===== MATERIAL PROVIDED

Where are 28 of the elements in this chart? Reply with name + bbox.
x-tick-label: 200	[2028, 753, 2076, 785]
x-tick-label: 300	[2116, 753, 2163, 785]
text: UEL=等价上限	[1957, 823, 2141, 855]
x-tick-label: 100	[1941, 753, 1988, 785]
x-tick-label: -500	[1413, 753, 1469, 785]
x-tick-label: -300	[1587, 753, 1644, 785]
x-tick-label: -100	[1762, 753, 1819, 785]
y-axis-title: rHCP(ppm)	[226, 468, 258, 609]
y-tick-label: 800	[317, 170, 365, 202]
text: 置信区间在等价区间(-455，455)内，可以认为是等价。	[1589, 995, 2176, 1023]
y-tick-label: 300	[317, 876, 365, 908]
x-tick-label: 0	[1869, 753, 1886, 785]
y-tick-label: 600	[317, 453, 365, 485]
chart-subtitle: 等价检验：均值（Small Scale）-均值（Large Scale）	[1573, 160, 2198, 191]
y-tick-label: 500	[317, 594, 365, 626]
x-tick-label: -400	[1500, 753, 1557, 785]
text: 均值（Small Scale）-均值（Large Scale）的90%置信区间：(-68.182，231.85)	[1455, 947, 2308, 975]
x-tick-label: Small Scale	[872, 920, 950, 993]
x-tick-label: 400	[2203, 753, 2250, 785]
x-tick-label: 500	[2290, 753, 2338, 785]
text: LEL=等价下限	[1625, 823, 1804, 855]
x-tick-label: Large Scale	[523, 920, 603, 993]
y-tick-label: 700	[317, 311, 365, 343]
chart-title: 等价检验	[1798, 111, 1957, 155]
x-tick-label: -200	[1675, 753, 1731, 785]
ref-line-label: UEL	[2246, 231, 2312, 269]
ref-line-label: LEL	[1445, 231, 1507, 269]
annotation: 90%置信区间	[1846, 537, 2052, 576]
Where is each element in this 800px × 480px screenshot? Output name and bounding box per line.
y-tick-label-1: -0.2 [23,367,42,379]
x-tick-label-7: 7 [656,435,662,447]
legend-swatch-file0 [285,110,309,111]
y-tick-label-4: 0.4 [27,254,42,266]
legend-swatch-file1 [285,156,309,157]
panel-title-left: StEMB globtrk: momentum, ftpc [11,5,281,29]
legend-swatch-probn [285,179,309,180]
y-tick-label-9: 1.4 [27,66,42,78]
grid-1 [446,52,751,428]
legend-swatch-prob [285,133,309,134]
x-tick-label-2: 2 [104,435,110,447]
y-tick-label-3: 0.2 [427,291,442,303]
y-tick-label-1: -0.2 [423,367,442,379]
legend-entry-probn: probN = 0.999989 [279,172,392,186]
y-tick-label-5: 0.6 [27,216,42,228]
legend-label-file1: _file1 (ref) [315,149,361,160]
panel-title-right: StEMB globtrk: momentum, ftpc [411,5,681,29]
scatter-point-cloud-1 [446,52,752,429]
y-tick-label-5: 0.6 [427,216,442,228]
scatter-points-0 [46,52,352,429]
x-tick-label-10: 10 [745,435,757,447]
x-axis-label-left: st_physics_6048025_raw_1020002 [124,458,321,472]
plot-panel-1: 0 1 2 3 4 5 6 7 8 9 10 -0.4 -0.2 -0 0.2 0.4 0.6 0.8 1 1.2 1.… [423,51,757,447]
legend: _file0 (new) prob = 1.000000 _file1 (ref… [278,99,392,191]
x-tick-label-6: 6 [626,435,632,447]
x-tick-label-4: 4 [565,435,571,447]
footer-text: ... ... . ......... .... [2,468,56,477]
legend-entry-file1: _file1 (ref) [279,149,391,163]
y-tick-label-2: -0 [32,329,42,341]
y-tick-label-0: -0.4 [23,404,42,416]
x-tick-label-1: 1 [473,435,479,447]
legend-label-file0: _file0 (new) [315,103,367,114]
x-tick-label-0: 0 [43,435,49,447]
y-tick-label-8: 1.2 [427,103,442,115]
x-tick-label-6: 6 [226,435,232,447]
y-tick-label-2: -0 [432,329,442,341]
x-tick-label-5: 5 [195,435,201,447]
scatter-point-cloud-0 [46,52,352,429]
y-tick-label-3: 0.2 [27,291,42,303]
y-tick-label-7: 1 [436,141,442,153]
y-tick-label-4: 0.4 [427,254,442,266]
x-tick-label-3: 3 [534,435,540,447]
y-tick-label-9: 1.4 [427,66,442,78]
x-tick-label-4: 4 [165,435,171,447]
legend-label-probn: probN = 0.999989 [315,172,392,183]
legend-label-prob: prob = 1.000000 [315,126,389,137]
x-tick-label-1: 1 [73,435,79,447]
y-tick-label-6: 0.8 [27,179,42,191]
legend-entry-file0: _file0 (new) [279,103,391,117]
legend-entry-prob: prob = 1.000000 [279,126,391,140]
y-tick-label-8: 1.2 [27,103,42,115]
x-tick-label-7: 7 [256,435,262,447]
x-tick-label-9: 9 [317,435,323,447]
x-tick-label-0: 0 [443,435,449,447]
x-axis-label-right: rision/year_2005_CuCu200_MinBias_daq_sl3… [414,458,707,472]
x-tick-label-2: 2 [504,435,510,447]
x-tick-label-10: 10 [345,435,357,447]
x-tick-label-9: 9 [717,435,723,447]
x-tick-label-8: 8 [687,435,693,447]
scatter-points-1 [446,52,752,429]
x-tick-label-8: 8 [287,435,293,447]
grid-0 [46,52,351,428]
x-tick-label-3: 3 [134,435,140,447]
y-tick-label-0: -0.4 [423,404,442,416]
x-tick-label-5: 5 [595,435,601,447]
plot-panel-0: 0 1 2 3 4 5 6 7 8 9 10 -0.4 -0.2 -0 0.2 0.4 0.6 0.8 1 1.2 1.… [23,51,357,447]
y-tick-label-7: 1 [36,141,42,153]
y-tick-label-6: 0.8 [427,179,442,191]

==========

## TASK TO COMPLETE:
Can you copy all of the items above character for character?

## SOLUTION TO THIS TASK:
Where are 28 of the elements in this chart? Reply with name + bbox.
x-tick-label: 200	[2028, 753, 2076, 785]
x-tick-label: 300	[2116, 753, 2163, 785]
text: UEL=等价上限	[1957, 823, 2141, 855]
x-tick-label: 100	[1941, 753, 1988, 785]
x-tick-label: -500	[1413, 753, 1469, 785]
x-tick-label: -300	[1587, 753, 1644, 785]
x-tick-label: -100	[1762, 753, 1819, 785]
y-axis-title: rHCP(ppm)	[226, 468, 258, 609]
y-tick-label: 800	[317, 170, 365, 202]
text: 置信区间在等价区间(-455，455)内，可以认为是等价。	[1589, 995, 2176, 1023]
y-tick-label: 300	[317, 876, 365, 908]
x-tick-label: 0	[1869, 753, 1886, 785]
y-tick-label: 600	[317, 453, 365, 485]
chart-subtitle: 等价检验：均值（Small Scale）-均值（Large Scale）	[1573, 160, 2198, 191]
y-tick-label: 500	[317, 594, 365, 626]
x-tick-label: -400	[1500, 753, 1557, 785]
text: 均值（Small Scale）-均值（Large Scale）的90%置信区间：(-68.182，231.85)	[1455, 947, 2308, 975]
x-tick-label: Small Scale	[872, 920, 950, 993]
x-tick-label: 400	[2203, 753, 2250, 785]
x-tick-label: 500	[2290, 753, 2338, 785]
text: LEL=等价下限	[1625, 823, 1804, 855]
x-tick-label: Large Scale	[523, 920, 603, 993]
y-tick-label: 700	[317, 311, 365, 343]
chart-title: 等价检验	[1798, 111, 1957, 155]
x-tick-label: -200	[1675, 753, 1731, 785]
ref-line-label: UEL	[2246, 231, 2312, 269]
ref-line-label: LEL	[1445, 231, 1507, 269]
annotation: 90%置信区间	[1846, 537, 2052, 576]
Where is each element in this 800px × 480px screenshot? Output name and bounding box per line.
y-tick-label-1: -0.2 [23,367,42,379]
x-tick-label-7: 7 [656,435,662,447]
legend-swatch-file0 [285,110,309,111]
y-tick-label-4: 0.4 [27,254,42,266]
legend-swatch-file1 [285,156,309,157]
panel-title-left: StEMB globtrk: momentum, ftpc [11,5,281,29]
legend-swatch-probn [285,179,309,180]
y-tick-label-9: 1.4 [27,66,42,78]
grid-1 [446,52,751,428]
legend-swatch-prob [285,133,309,134]
x-tick-label-2: 2 [104,435,110,447]
y-tick-label-3: 0.2 [427,291,442,303]
y-tick-label-1: -0.2 [423,367,442,379]
legend-entry-probn: probN = 0.999989 [279,172,392,186]
y-tick-label-5: 0.6 [27,216,42,228]
legend-label-file1: _file1 (ref) [315,149,361,160]
panel-title-right: StEMB globtrk: momentum, ftpc [411,5,681,29]
scatter-point-cloud-1 [446,52,752,429]
y-tick-label-5: 0.6 [427,216,442,228]
scatter-points-0 [46,52,352,429]
x-tick-label-10: 10 [745,435,757,447]
x-axis-label-left: st_physics_6048025_raw_1020002 [124,458,321,472]
plot-panel-1: 0 1 2 3 4 5 6 7 8 9 10 -0.4 -0.2 -0 0.2 0.4 0.6 0.8 1 1.2 1.… [423,51,757,447]
legend: _file0 (new) prob = 1.000000 _file1 (ref… [278,99,392,191]
x-tick-label-6: 6 [626,435,632,447]
x-tick-label-4: 4 [565,435,571,447]
footer-text: ... ... . ......... .... [2,468,56,477]
legend-entry-file1: _file1 (ref) [279,149,391,163]
y-tick-label-2: -0 [32,329,42,341]
y-tick-label-0: -0.4 [23,404,42,416]
x-tick-label-1: 1 [473,435,479,447]
legend-label-file0: _file0 (new) [315,103,367,114]
x-tick-label-0: 0 [43,435,49,447]
y-tick-label-8: 1.2 [427,103,442,115]
x-tick-label-6: 6 [226,435,232,447]
y-tick-label-2: -0 [432,329,442,341]
x-tick-label-5: 5 [195,435,201,447]
scatter-point-cloud-0 [46,52,352,429]
y-tick-label-3: 0.2 [27,291,42,303]
y-tick-label-7: 1 [436,141,442,153]
y-tick-label-4: 0.4 [427,254,442,266]
x-tick-label-3: 3 [534,435,540,447]
y-tick-label-9: 1.4 [427,66,442,78]
x-tick-label-4: 4 [165,435,171,447]
legend-label-probn: probN = 0.999989 [315,172,392,183]
legend-label-prob: prob = 1.000000 [315,126,389,137]
x-tick-label-1: 1 [73,435,79,447]
y-tick-label-6: 0.8 [27,179,42,191]
legend-entry-file0: _file0 (new) [279,103,391,117]
legend-entry-prob: prob = 1.000000 [279,126,391,140]
y-tick-label-8: 1.2 [27,103,42,115]
x-tick-label-7: 7 [256,435,262,447]
x-tick-label-9: 9 [317,435,323,447]
x-tick-label-0: 0 [443,435,449,447]
x-axis-label-right: rision/year_2005_CuCu200_MinBias_daq_sl3… [414,458,707,472]
x-tick-label-2: 2 [504,435,510,447]
x-tick-label-10: 10 [345,435,357,447]
x-tick-label-9: 9 [717,435,723,447]
x-tick-label-8: 8 [687,435,693,447]
scatter-points-1 [446,52,752,429]
x-tick-label-8: 8 [287,435,293,447]
grid-0 [46,52,351,428]
x-tick-label-3: 3 [134,435,140,447]
y-tick-label-0: -0.4 [423,404,442,416]
x-tick-label-5: 5 [595,435,601,447]
plot-panel-0: 0 1 2 3 4 5 6 7 8 9 10 -0.4 -0.2 -0 0.2 0.4 0.6 0.8 1 1.2 1.… [23,51,357,447]
y-tick-label-7: 1 [36,141,42,153]
y-tick-label-6: 0.8 [427,179,442,191]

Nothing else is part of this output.